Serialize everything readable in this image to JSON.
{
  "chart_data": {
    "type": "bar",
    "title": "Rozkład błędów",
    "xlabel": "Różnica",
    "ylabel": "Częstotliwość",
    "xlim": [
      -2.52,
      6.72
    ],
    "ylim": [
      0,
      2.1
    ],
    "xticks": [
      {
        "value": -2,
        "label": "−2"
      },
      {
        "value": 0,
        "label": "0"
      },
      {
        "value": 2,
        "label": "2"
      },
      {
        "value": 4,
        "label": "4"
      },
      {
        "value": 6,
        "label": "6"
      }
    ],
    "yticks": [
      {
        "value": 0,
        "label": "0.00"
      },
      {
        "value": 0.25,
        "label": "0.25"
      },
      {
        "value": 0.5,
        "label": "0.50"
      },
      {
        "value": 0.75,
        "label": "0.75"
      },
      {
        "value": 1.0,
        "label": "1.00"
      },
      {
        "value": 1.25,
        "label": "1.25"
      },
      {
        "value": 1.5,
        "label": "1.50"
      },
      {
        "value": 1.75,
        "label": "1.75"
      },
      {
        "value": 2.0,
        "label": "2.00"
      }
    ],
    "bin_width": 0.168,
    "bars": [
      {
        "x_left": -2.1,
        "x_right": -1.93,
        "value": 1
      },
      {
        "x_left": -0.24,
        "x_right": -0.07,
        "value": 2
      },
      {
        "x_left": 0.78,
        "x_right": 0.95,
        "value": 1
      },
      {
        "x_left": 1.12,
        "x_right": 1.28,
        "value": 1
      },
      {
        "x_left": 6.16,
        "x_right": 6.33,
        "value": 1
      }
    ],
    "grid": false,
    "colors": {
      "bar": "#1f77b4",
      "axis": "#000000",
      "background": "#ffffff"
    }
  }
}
* * *
* _Work required_: Word for word, quote all of the data above.

* _Result for this exercise_:
Serialize everything readable in this image to JSON.
{
  "chart_data": {
    "type": "bar",
    "title": "Rozkład błędów",
    "xlabel": "Różnica",
    "ylabel": "Częstotliwość",
    "xlim": [
      -2.52,
      6.72
    ],
    "ylim": [
      0,
      2.1
    ],
    "xticks": [
      {
        "value": -2,
        "label": "−2"
      },
      {
        "value": 0,
        "label": "0"
      },
      {
        "value": 2,
        "label": "2"
      },
      {
        "value": 4,
        "label": "4"
      },
      {
        "value": 6,
        "label": "6"
      }
    ],
    "yticks": [
      {
        "value": 0,
        "label": "0.00"
      },
      {
        "value": 0.25,
        "label": "0.25"
      },
      {
        "value": 0.5,
        "label": "0.50"
      },
      {
        "value": 0.75,
        "label": "0.75"
      },
      {
        "value": 1.0,
        "label": "1.00"
      },
      {
        "value": 1.25,
        "label": "1.25"
      },
      {
        "value": 1.5,
        "label": "1.50"
      },
      {
        "value": 1.75,
        "label": "1.75"
      },
      {
        "value": 2.0,
        "label": "2.00"
      }
    ],
    "bin_width": 0.168,
    "bars": [
      {
        "x_left": -2.1,
        "x_right": -1.93,
        "value": 1
      },
      {
        "x_left": -0.24,
        "x_right": -0.07,
        "value": 2
      },
      {
        "x_left": 0.78,
        "x_right": 0.95,
        "value": 1
      },
      {
        "x_left": 1.12,
        "x_right": 1.28,
        "value": 1
      },
      {
        "x_left": 6.16,
        "x_right": 6.33,
        "value": 1
      }
    ],
    "grid": false,
    "colors": {
      "bar": "#1f77b4",
      "axis": "#000000",
      "background": "#ffffff"
    }
  }
}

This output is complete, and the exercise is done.